** start Data rows **

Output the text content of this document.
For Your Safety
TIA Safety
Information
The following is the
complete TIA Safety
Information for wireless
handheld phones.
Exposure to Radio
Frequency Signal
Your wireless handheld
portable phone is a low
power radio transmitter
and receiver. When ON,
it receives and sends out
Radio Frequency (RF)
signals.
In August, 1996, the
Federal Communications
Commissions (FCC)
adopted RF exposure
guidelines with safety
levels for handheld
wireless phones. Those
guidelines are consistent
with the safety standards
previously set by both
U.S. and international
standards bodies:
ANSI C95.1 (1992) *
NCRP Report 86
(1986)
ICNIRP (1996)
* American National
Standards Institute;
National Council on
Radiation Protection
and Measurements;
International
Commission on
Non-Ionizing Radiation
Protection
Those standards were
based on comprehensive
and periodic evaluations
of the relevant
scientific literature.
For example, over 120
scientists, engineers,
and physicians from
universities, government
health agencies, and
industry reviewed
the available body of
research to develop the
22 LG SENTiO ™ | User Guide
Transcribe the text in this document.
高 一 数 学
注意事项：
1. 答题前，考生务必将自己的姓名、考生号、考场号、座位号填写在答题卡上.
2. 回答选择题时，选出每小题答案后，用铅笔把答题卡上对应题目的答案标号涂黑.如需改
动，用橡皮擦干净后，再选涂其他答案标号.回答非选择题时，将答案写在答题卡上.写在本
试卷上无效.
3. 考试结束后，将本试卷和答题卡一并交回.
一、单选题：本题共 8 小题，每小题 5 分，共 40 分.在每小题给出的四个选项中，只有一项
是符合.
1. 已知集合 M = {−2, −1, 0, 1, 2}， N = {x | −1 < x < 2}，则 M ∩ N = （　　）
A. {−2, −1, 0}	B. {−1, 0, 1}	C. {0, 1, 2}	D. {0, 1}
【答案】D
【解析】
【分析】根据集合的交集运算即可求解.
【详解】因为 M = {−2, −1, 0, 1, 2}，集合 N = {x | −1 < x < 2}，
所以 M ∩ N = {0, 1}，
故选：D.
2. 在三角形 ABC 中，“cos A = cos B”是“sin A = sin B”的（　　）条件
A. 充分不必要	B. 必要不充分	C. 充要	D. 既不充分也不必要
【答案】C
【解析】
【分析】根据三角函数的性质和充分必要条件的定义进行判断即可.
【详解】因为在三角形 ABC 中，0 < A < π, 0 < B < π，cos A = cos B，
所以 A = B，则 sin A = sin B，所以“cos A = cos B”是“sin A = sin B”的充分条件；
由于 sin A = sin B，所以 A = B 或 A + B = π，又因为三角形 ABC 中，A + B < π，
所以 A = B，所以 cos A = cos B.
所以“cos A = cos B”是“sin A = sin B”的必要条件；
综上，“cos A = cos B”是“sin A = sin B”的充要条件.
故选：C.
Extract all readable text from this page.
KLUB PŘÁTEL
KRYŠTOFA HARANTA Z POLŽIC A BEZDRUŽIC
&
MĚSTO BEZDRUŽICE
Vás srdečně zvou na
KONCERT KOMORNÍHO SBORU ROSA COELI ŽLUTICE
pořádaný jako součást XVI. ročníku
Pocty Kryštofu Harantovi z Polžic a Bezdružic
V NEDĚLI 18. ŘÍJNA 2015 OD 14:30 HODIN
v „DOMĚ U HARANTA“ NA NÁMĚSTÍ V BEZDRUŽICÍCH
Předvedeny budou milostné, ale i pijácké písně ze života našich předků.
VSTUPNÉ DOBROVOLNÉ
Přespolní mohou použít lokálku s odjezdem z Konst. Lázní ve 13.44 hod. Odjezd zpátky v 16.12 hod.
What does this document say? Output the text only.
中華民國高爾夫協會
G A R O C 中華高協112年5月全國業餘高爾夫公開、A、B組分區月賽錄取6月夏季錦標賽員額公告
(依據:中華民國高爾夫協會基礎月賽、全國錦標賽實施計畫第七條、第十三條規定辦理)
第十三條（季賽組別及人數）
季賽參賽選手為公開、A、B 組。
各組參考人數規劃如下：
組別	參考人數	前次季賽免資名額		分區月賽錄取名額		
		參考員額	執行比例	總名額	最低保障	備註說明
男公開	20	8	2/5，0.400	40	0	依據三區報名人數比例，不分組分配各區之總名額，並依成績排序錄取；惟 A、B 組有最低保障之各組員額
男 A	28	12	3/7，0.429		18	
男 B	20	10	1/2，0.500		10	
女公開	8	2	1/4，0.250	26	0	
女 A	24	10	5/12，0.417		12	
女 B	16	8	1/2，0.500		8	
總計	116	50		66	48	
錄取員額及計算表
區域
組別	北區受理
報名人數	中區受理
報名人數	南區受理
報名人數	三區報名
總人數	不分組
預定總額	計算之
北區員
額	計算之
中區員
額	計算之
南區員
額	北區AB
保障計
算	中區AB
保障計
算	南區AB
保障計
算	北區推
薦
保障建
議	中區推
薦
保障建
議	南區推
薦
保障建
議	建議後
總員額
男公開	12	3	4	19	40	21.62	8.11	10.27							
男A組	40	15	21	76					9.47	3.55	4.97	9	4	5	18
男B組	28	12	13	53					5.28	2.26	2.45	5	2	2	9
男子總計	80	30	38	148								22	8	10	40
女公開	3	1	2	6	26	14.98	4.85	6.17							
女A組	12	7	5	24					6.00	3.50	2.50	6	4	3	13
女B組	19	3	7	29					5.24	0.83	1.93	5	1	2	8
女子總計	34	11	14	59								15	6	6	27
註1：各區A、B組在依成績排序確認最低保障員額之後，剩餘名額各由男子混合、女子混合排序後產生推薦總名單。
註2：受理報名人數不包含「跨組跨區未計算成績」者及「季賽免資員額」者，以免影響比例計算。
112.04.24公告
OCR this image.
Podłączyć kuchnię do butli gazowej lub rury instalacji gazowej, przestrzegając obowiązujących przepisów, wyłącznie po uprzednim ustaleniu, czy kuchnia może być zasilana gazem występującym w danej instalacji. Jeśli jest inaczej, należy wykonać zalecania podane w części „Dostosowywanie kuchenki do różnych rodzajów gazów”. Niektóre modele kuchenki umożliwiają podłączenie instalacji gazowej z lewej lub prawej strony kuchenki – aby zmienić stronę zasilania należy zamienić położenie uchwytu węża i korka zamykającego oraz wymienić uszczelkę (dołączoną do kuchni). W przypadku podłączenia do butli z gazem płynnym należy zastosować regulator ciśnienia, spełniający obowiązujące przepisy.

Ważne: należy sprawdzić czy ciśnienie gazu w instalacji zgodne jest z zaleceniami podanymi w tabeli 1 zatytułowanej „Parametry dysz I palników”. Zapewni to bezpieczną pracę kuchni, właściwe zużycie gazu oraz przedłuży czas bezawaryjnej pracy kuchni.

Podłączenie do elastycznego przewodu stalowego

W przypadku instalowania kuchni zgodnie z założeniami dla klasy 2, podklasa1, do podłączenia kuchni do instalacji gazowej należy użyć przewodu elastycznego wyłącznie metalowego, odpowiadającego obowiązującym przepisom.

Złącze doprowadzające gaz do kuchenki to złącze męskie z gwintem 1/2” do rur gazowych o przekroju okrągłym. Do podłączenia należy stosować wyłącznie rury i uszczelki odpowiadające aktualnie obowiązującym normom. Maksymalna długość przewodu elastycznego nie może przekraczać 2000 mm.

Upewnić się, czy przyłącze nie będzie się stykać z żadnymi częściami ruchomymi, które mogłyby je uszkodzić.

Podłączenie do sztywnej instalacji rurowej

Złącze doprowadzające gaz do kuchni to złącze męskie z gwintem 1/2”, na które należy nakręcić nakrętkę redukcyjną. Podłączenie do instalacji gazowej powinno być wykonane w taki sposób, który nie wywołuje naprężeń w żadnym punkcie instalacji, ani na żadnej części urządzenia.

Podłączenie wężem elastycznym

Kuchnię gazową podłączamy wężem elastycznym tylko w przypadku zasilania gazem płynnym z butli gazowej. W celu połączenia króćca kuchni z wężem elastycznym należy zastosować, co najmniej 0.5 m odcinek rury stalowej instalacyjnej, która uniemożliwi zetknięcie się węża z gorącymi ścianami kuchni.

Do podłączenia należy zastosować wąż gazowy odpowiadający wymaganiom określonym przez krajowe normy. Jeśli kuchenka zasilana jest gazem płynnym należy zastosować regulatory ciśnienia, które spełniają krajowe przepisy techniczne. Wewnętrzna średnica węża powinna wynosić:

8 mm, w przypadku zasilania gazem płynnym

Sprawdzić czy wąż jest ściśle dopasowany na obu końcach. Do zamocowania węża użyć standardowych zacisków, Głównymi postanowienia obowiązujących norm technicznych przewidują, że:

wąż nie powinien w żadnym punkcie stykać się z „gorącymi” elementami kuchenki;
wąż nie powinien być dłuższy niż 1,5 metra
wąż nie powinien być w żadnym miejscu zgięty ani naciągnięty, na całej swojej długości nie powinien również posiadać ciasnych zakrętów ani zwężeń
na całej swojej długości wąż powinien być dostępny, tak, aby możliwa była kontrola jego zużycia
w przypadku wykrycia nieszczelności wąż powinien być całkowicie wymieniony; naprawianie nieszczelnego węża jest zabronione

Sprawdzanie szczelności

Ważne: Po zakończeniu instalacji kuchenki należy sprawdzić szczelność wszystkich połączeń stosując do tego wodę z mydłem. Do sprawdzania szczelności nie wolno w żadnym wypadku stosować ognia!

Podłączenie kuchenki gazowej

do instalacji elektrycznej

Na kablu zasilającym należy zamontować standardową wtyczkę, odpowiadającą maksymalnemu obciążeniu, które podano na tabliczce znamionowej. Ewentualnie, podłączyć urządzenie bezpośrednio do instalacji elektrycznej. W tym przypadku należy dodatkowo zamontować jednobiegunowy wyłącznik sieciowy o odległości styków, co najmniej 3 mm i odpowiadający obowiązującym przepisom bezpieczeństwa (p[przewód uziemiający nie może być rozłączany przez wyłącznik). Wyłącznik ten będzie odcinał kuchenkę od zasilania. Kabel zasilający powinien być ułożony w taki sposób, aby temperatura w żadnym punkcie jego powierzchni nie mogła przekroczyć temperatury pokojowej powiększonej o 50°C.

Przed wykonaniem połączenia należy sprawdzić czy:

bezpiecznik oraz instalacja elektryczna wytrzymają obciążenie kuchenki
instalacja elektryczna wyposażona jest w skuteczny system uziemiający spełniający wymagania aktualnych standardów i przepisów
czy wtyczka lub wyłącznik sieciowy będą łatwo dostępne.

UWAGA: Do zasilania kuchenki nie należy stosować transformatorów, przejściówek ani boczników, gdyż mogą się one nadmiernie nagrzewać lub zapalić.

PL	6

** end Data rows **

§ **Requirement**
Go over the records above and tally each line that includes "ciśnienia". Give the total by itself.

§ **Written reply**
2